> [EXERCISE BRIEF] Below is a listing to transcribe in full and exactly; keep the pictures out.

> [DATA PROVIDED]
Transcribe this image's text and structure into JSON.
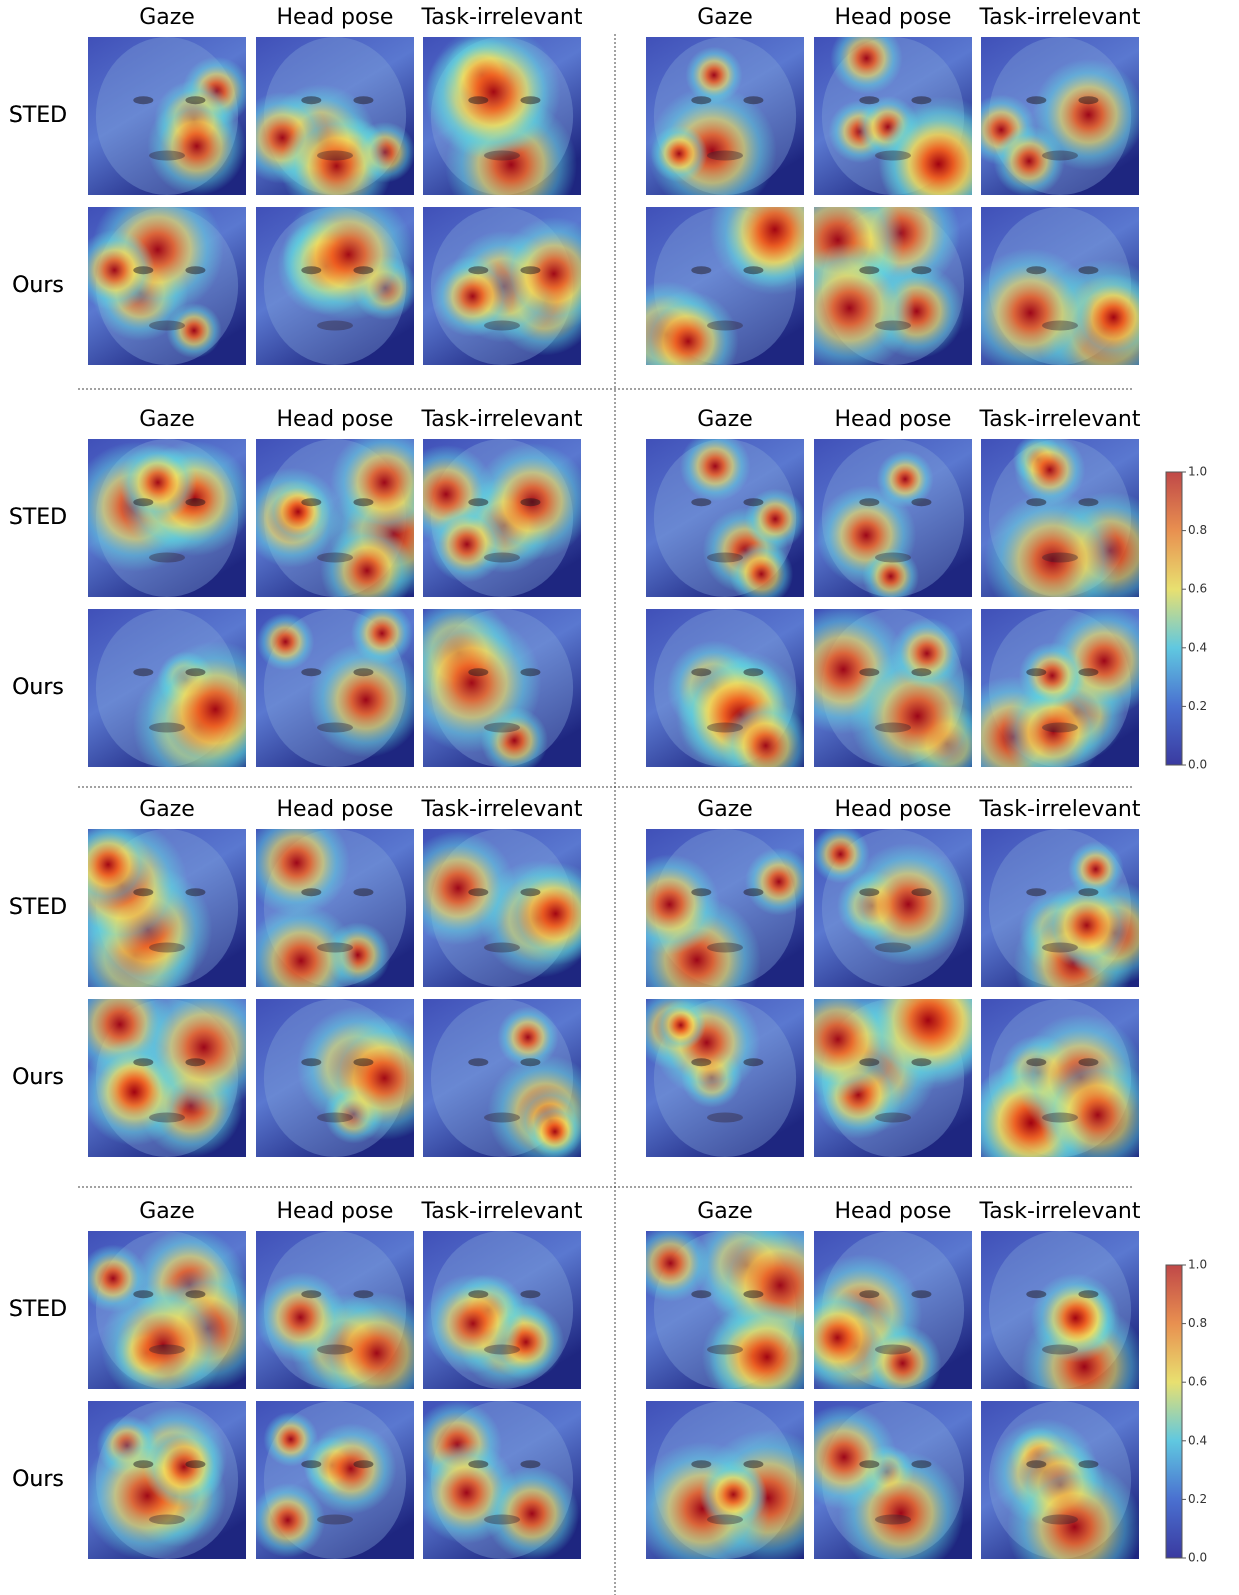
{
  "panels": [
    {
      "columns": [
        "Gaze",
        "Head pose",
        "Task-irrelevant"
      ],
      "rows": [
        "STED",
        "Ours"
      ]
    },
    {
      "columns": [
        "Gaze",
        "Head pose",
        "Task-irrelevant"
      ],
      "rows": [
        "STED",
        "Ours"
      ]
    },
    {
      "columns": [
        "Gaze",
        "Head pose",
        "Task-irrelevant"
      ],
      "rows": [
        "STED",
        "Ours"
      ]
    },
    {
      "columns": [
        "Gaze",
        "Head pose",
        "Task-irrelevant"
      ],
      "rows": [
        "STED",
        "Ours"
      ]
    },
    {
      "columns": [
        "Gaze",
        "Head pose",
        "Task-irrelevant"
      ],
      "rows": [
        "STED",
        "Ours"
      ]
    },
    {
      "columns": [
        "Gaze",
        "Head pose",
        "Task-irrelevant"
      ],
      "rows": [
        "STED",
        "Ours"
      ]
    },
    {
      "columns": [
        "Gaze",
        "Head pose",
        "Task-irrelevant"
      ],
      "rows": [
        "STED",
        "Ours"
      ]
    },
    {
      "columns": [
        "Gaze",
        "Head pose",
        "Task-irrelevant"
      ],
      "rows": [
        "STED",
        "Ours"
      ]
    }
  ],
  "colorbars": [
    {
      "lim": [
        0,
        1
      ],
      "ticks": [
        {
          "value": 0,
          "label": "0.0"
        },
        {
          "value": 0.2,
          "label": "0.2"
        },
        {
          "value": 0.4,
          "label": "0.4"
        },
        {
          "value": 0.6,
          "label": "0.6"
        },
        {
          "value": 0.8,
          "label": "0.8"
        },
        {
          "value": 1,
          "label": "1.0"
        }
      ]
    },
    {
      "lim": [
        0,
        1
      ],
      "ticks": [
        {
          "value": 0,
          "label": "0.0"
        },
        {
          "value": 0.2,
          "label": "0.2"
        },
        {
          "value": 0.4,
          "label": "0.4"
        },
        {
          "value": 0.6,
          "label": "0.6"
        },
        {
          "value": 0.8,
          "label": "0.8"
        },
        {
          "value": 1,
          "label": "1.0"
        }
      ]
    }
  ]
}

> [COMPLETE RESPONSE]
Transcribe this image's text and structure into JSON.
{
  "panels": [
    {
      "columns": [
        "Gaze",
        "Head pose",
        "Task-irrelevant"
      ],
      "rows": [
        "STED",
        "Ours"
      ]
    },
    {
      "columns": [
        "Gaze",
        "Head pose",
        "Task-irrelevant"
      ],
      "rows": [
        "STED",
        "Ours"
      ]
    },
    {
      "columns": [
        "Gaze",
        "Head pose",
        "Task-irrelevant"
      ],
      "rows": [
        "STED",
        "Ours"
      ]
    },
    {
      "columns": [
        "Gaze",
        "Head pose",
        "Task-irrelevant"
      ],
      "rows": [
        "STED",
        "Ours"
      ]
    },
    {
      "columns": [
        "Gaze",
        "Head pose",
        "Task-irrelevant"
      ],
      "rows": [
        "STED",
        "Ours"
      ]
    },
    {
      "columns": [
        "Gaze",
        "Head pose",
        "Task-irrelevant"
      ],
      "rows": [
        "STED",
        "Ours"
      ]
    },
    {
      "columns": [
        "Gaze",
        "Head pose",
        "Task-irrelevant"
      ],
      "rows": [
        "STED",
        "Ours"
      ]
    },
    {
      "columns": [
        "Gaze",
        "Head pose",
        "Task-irrelevant"
      ],
      "rows": [
        "STED",
        "Ours"
      ]
    }
  ],
  "colorbars": [
    {
      "lim": [
        0,
        1
      ],
      "ticks": [
        {
          "value": 0,
          "label": "0.0"
        },
        {
          "value": 0.2,
          "label": "0.2"
        },
        {
          "value": 0.4,
          "label": "0.4"
        },
        {
          "value": 0.6,
          "label": "0.6"
        },
        {
          "value": 0.8,
          "label": "0.8"
        },
        {
          "value": 1,
          "label": "1.0"
        }
      ]
    },
    {
      "lim": [
        0,
        1
      ],
      "ticks": [
        {
          "value": 0,
          "label": "0.0"
        },
        {
          "value": 0.2,
          "label": "0.2"
        },
        {
          "value": 0.4,
          "label": "0.4"
        },
        {
          "value": 0.6,
          "label": "0.6"
        },
        {
          "value": 0.8,
          "label": "0.8"
        },
        {
          "value": 1,
          "label": "1.0"
        }
      ]
    }
  ]
}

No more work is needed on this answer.